DATASET =>
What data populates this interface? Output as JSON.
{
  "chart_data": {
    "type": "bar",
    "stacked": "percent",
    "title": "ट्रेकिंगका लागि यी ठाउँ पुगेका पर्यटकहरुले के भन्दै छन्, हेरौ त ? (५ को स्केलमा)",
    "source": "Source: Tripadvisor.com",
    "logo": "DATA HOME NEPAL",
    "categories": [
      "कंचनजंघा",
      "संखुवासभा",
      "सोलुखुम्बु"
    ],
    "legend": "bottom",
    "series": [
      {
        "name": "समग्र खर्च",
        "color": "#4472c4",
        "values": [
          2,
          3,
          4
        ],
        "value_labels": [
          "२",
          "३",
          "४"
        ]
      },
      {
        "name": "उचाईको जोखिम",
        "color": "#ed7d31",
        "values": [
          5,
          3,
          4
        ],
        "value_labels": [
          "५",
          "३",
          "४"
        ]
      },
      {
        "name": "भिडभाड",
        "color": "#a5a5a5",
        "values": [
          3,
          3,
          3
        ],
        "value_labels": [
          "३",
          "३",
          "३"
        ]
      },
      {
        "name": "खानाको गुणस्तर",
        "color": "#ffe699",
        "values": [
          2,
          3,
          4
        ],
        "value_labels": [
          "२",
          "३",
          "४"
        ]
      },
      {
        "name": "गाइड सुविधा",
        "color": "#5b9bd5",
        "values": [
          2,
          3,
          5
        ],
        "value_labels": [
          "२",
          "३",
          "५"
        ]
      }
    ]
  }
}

GIVEN INSTRUCTION => Return the listing above in full, character for character.

RESULT FOR THIS EXERCISE =>
What data populates this interface? Output as JSON.
{
  "chart_data": {
    "type": "bar",
    "stacked": "percent",
    "title": "ट्रेकिंगका लागि यी ठाउँ पुगेका पर्यटकहरुले के भन्दै छन्, हेरौ त ? (५ को स्केलमा)",
    "source": "Source: Tripadvisor.com",
    "logo": "DATA HOME NEPAL",
    "categories": [
      "कंचनजंघा",
      "संखुवासभा",
      "सोलुखुम्बु"
    ],
    "legend": "bottom",
    "series": [
      {
        "name": "समग्र खर्च",
        "color": "#4472c4",
        "values": [
          2,
          3,
          4
        ],
        "value_labels": [
          "२",
          "३",
          "४"
        ]
      },
      {
        "name": "उचाईको जोखिम",
        "color": "#ed7d31",
        "values": [
          5,
          3,
          4
        ],
        "value_labels": [
          "५",
          "३",
          "४"
        ]
      },
      {
        "name": "भिडभाड",
        "color": "#a5a5a5",
        "values": [
          3,
          3,
          3
        ],
        "value_labels": [
          "३",
          "३",
          "३"
        ]
      },
      {
        "name": "खानाको गुणस्तर",
        "color": "#ffe699",
        "values": [
          2,
          3,
          4
        ],
        "value_labels": [
          "२",
          "३",
          "४"
        ]
      },
      {
        "name": "गाइड सुविधा",
        "color": "#5b9bd5",
        "values": [
          2,
          3,
          5
        ],
        "value_labels": [
          "२",
          "३",
          "५"
        ]
      }
    ]
  }
}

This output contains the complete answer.